Short exercise: Copy each line of the entries beneath that contains the word "Blackstone".

[Records from a data source]

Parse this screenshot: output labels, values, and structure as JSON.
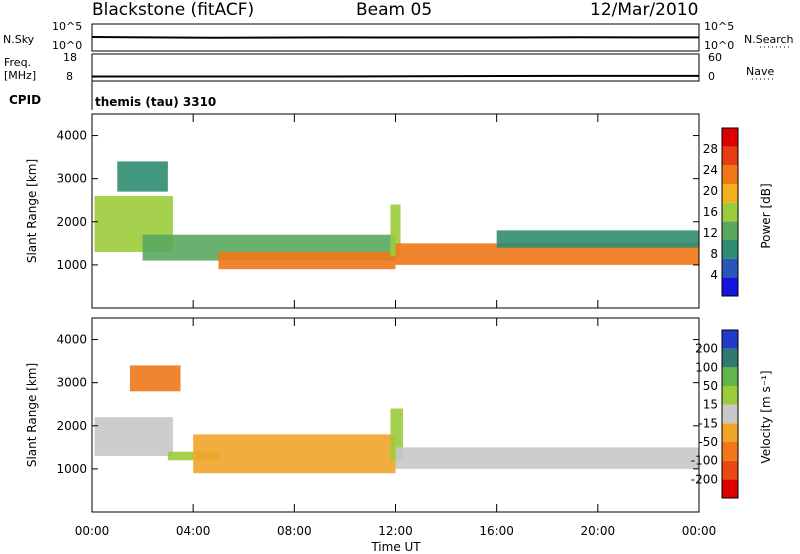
{
  "header": {
    "station": "Blackstone (fitACF)",
    "beam": "Beam 05",
    "date": "12/Mar/2010"
  },
  "side_labels": {
    "nsky": "N.Sky",
    "freq": "Freq.",
    "mhz": "[MHz]",
    "cpid": "CPID",
    "nsearch": "N.Search",
    "nave": "Nave",
    "nsky_top": "10^5",
    "nsky_bot": "10^0",
    "freq_top": "18",
    "freq_bot": "8",
    "nave_top": "60",
    "nave_bot": "0"
  },
  "cpid_text": "themis (tau) 3310",
  "xaxis": {
    "title": "Time UT",
    "ticks": [
      "00:00",
      "04:00",
      "08:00",
      "12:00",
      "16:00",
      "20:00",
      "00:00"
    ]
  },
  "panels": {
    "power": {
      "ylabel": "Slant Range [km]",
      "yticks": [
        "1000",
        "2000",
        "3000",
        "4000"
      ],
      "cbar_label": "Power [dB]",
      "cbar_ticks": [
        "4",
        "8",
        "12",
        "16",
        "20",
        "24",
        "28"
      ],
      "colors": [
        "#1414dc",
        "#2a56b8",
        "#2e8c70",
        "#5aa860",
        "#9ccc3c",
        "#f2b01e",
        "#f07818",
        "#e63c14",
        "#dc0000"
      ]
    },
    "velocity": {
      "ylabel": "Slant Range [km]",
      "yticks": [
        "1000",
        "2000",
        "3000",
        "4000"
      ],
      "cbar_label": "Velocity [m s⁻¹]",
      "cbar_ticks": [
        "200",
        "100",
        "50",
        "15",
        "-15",
        "-50",
        "-100",
        "-200"
      ],
      "colors": [
        "#1e3cc8",
        "#2e7a6e",
        "#64b44c",
        "#9ccc3c",
        "#c8c8c8",
        "#f0a428",
        "#f07818",
        "#eb4614",
        "#dc0000"
      ]
    }
  },
  "chart_data": {
    "type": "heatmap",
    "title": "Blackstone (fitACF)  Beam 05  12/Mar/2010",
    "xlabel": "Time UT",
    "ylabel": "Slant Range [km]",
    "xlim_hours": [
      0,
      24
    ],
    "ylim_km": [
      0,
      4500
    ],
    "series": [
      {
        "name": "Power",
        "unit": "dB",
        "range": [
          0,
          32
        ],
        "bands": [
          {
            "t_start": 0.1,
            "t_end": 3.2,
            "range_start_km": 1300,
            "range_end_km": 2600,
            "level_db": 16
          },
          {
            "t_start": 1.0,
            "t_end": 3.0,
            "range_start_km": 2700,
            "range_end_km": 3400,
            "level_db": 8
          },
          {
            "t_start": 2.0,
            "t_end": 12.0,
            "range_start_km": 1100,
            "range_end_km": 1700,
            "level_db": 12
          },
          {
            "t_start": 5.0,
            "t_end": 12.0,
            "range_start_km": 900,
            "range_end_km": 1300,
            "level_db": 24
          },
          {
            "t_start": 11.8,
            "t_end": 12.2,
            "range_start_km": 1200,
            "range_end_km": 2400,
            "level_db": 16
          },
          {
            "t_start": 12.0,
            "t_end": 24.0,
            "range_start_km": 1000,
            "range_end_km": 1500,
            "level_db": 24
          },
          {
            "t_start": 16.0,
            "t_end": 24.0,
            "range_start_km": 1400,
            "range_end_km": 1800,
            "level_db": 8
          }
        ]
      },
      {
        "name": "Velocity",
        "unit": "m s-1",
        "range": [
          -200,
          200
        ],
        "bands": [
          {
            "t_start": 0.1,
            "t_end": 3.2,
            "range_start_km": 1300,
            "range_end_km": 2200,
            "value_ms": 0
          },
          {
            "t_start": 1.5,
            "t_end": 3.5,
            "range_start_km": 2800,
            "range_end_km": 3400,
            "value_ms": -100
          },
          {
            "t_start": 3.0,
            "t_end": 5.0,
            "range_start_km": 1200,
            "range_end_km": 1400,
            "value_ms": 50
          },
          {
            "t_start": 4.0,
            "t_end": 12.0,
            "range_start_km": 900,
            "range_end_km": 1800,
            "value_ms": -50
          },
          {
            "t_start": 11.8,
            "t_end": 12.3,
            "range_start_km": 1200,
            "range_end_km": 2400,
            "value_ms": 50
          },
          {
            "t_start": 12.0,
            "t_end": 24.0,
            "range_start_km": 1000,
            "range_end_km": 1500,
            "value_ms": 0
          }
        ]
      }
    ],
    "nsky_trace": [
      1.0,
      0.95,
      0.97,
      0.96,
      0.98,
      0.97
    ],
    "freq_trace_mhz": [
      10.0,
      10.0,
      10.0,
      10.2,
      10.3,
      10.3
    ]
  }
}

Response for this exercise:
    "station": "Blackstone (fitACF)",
    "title": "Blackstone (fitACF)  Beam 05  12/Mar/2010",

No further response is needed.